■ 所示内容:
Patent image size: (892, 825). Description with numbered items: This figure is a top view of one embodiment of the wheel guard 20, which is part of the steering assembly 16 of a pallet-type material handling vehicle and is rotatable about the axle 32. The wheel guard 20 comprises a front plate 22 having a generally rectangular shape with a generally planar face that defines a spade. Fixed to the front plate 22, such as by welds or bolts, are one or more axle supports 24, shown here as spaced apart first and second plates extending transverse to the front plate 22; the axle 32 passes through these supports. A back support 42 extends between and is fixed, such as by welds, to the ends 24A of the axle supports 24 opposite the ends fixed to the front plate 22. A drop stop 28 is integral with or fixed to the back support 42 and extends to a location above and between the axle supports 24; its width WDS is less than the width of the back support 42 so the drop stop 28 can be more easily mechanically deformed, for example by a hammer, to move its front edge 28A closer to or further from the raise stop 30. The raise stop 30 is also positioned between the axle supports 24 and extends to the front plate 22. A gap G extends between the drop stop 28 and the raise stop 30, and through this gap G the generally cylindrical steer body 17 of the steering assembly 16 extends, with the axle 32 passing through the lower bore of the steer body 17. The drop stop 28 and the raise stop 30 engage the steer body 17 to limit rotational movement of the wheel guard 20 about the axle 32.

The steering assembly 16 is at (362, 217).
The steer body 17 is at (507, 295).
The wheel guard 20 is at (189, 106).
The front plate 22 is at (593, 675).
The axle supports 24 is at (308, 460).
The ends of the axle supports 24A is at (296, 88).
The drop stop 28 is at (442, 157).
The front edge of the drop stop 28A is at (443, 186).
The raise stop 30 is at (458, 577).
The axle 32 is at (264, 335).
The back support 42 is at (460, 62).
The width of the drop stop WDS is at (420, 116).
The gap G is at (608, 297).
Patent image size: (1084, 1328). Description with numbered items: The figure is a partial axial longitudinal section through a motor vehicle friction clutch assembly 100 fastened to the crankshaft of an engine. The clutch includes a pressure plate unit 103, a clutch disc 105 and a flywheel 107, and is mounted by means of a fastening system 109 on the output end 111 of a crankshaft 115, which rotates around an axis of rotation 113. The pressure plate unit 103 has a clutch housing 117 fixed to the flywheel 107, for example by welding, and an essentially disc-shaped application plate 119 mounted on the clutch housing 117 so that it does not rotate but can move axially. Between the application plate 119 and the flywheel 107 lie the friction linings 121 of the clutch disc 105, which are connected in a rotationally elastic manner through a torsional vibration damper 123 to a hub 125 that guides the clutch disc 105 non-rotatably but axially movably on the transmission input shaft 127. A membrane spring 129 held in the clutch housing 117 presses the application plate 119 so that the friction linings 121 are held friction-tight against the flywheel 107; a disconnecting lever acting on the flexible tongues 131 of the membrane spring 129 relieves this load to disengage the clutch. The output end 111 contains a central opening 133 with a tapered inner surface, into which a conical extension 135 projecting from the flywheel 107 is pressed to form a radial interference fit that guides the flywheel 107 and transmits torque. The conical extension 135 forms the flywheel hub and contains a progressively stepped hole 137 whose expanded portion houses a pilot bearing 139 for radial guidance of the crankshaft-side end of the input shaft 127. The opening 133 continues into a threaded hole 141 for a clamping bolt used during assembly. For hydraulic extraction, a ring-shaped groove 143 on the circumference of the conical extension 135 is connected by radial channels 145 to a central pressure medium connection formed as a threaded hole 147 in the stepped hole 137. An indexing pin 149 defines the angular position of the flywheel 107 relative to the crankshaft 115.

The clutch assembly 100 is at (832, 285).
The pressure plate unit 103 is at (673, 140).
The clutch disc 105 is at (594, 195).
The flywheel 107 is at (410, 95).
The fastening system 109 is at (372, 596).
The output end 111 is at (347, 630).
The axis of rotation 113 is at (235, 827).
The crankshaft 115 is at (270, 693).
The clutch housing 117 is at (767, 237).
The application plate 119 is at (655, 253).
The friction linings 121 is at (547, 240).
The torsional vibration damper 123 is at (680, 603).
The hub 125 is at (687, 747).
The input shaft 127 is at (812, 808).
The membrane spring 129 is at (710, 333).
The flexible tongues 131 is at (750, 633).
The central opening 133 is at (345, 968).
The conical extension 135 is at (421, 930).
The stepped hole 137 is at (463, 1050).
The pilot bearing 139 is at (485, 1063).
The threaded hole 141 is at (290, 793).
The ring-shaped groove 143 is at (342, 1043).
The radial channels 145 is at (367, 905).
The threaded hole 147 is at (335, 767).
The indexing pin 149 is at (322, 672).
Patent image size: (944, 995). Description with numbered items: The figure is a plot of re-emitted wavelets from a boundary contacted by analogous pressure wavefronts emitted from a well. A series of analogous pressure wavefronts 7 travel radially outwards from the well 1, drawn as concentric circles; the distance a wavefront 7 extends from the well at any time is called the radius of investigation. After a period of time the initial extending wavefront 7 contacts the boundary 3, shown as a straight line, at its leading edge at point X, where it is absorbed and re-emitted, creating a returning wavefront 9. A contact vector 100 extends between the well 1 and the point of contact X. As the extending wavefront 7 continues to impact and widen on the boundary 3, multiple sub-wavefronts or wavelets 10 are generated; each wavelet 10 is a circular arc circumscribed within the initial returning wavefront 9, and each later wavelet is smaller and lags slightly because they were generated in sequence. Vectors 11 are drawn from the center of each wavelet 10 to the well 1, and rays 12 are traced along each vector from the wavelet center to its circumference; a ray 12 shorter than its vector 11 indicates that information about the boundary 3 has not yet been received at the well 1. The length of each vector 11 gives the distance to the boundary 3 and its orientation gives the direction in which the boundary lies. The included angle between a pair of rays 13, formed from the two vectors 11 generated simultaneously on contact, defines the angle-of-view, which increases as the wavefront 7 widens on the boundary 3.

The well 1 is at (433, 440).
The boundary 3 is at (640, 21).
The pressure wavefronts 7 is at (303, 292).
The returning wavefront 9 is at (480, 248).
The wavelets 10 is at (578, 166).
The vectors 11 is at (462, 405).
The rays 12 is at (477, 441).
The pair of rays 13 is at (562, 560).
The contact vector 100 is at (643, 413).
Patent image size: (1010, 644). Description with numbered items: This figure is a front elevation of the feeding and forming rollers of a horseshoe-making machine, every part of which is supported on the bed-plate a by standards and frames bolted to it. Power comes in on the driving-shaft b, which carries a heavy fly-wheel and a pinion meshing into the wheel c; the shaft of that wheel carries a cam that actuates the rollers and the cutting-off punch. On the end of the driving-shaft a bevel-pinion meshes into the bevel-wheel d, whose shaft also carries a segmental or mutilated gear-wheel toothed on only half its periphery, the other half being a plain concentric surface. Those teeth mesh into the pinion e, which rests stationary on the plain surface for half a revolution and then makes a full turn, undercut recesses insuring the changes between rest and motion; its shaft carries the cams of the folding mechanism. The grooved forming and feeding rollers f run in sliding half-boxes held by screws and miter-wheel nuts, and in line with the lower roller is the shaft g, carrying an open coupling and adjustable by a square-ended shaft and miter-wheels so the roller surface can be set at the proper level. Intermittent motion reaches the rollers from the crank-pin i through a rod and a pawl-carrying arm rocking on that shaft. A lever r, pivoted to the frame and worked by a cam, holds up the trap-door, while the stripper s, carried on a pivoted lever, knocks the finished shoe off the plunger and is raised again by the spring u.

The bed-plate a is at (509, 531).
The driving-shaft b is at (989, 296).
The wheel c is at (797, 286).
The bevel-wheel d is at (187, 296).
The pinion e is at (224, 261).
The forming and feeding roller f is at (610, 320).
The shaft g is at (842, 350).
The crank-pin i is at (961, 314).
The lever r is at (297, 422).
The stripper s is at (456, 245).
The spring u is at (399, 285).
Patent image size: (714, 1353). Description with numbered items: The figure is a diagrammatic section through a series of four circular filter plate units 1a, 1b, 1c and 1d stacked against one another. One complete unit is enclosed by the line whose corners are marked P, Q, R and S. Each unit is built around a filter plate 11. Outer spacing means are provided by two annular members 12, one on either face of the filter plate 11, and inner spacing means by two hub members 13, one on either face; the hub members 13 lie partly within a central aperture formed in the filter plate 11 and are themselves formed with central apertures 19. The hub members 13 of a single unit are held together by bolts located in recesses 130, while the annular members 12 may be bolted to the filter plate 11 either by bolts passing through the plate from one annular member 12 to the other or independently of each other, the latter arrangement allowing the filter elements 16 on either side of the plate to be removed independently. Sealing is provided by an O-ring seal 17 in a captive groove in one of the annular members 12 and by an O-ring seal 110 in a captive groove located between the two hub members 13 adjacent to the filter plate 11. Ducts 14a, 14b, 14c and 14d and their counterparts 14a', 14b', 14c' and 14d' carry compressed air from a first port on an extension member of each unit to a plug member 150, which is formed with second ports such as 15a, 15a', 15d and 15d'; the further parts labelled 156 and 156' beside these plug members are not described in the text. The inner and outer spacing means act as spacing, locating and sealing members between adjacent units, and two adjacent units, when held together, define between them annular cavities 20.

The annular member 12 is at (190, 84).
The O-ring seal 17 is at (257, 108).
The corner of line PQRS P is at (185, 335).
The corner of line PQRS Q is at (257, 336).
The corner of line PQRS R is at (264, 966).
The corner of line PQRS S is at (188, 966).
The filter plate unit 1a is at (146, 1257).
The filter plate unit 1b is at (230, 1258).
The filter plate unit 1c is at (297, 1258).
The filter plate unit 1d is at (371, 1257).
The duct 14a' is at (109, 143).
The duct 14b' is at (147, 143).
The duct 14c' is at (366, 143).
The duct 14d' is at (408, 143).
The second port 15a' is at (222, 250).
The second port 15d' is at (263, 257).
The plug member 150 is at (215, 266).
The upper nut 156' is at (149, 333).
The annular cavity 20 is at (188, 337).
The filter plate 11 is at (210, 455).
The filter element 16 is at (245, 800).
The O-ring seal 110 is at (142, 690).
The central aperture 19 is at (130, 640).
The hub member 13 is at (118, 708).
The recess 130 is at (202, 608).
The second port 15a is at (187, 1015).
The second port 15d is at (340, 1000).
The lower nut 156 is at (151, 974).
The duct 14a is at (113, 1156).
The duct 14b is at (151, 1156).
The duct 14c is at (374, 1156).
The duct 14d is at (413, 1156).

■ 任务目标: 把从第一行起到含有“The axle 32 is at (264, 335).”的那一行为止的各行（首尾两行都包括在内）整理成一个编号列表，空行不要列入。

■ 本题解答:
1. Patent image size: (892, 825). Description with numbered items: This figure is a top view of one embodiment of the wheel guard 20, which is part of the steering assembly 16 of a pallet-type material handling vehicle and is rotatable about the axle 32. The wheel guard 20 comprises a front plate 22 having a generally rectangular shape with a generally planar face that defines a spade. Fixed to the front plate 22, such as by welds or bolts, are one or more axle supports 24, shown here as spaced apart first and second plates extending transverse to the front plate 22; the axle 32 passes through these supports. A back support 42 extends between and is fixed, such as by welds, to the ends 24A of the axle supports 24 opposite the ends fixed to the front plate 22. A drop stop 28 is integral with or fixed to the back support 42 and extends to a location above and between the axle supports 24; its width WDS is less than the width of the back support 42 so the drop stop 28 can be more easily mechanically deformed, for example by a hammer, to move its front edge 28A closer to or further from the raise stop 30. The raise stop 30 is also positioned between the axle supports 24 and extends to the front plate 22. A gap G extends between the drop stop 28 and the raise stop 30, and through this gap G the generally cylindrical steer body 17 of the steering assembly 16 extends, with the axle 32 passing through the lower bore of the steer body 17. The drop stop 28 and the raise stop 30 engage the steer body 17 to limit rotational movement of the wheel guard 20 about the axle 32.
2. The steering assembly 16 is at (362, 217).
3. The steer body 17 is at (507, 295).
4. The wheel guard 20 is at (189, 106).
5. The front plate 22 is at (593, 675).
6. The axle supports 24 is at (308, 460).
7. The ends of the axle supports 24A is at (296, 88).
8. The drop stop 28 is at (442, 157).
9. The front edge of the drop stop 28A is at (443, 186).
10. The raise stop 30 is at (458, 577).
11. The axle 32 is at (264, 335).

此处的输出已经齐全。